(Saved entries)
-- -- --
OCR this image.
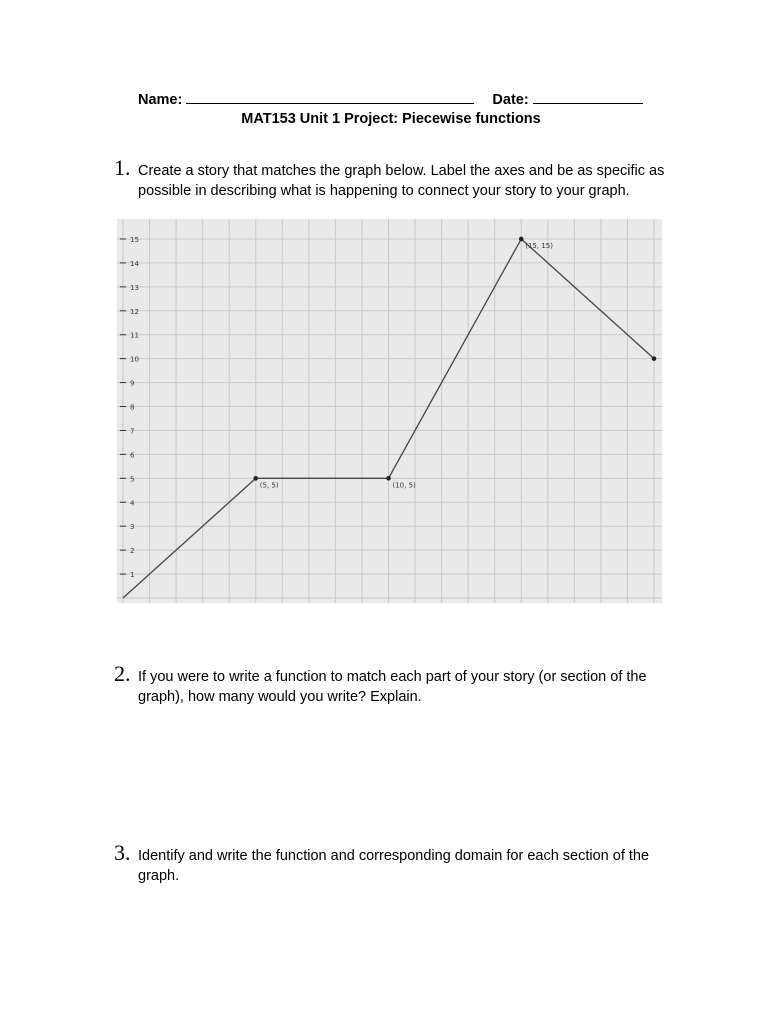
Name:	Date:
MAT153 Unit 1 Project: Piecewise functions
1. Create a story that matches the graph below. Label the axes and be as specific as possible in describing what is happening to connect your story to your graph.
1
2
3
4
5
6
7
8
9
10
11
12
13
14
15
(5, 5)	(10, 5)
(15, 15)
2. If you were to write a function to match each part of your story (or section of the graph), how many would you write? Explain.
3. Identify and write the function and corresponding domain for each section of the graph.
-- -- --
Copy each line of the records precisely and drop any images they hold.

- **Reply to the exercise**:
OCR this image.
Name:	Date:
MAT153 Unit 1 Project: Piecewise functions
1. Create a story that matches the graph below. Label the axes and be as specific as possible in describing what is happening to connect your story to your graph.
1
2
3
4
5
6
7
8
9
10
11
12
13
14
15
(5, 5)	(10, 5)
(15, 15)
2. If you were to write a function to match each part of your story (or section of the graph), how many would you write? Explain.
3. Identify and write the function and corresponding domain for each section of the graph.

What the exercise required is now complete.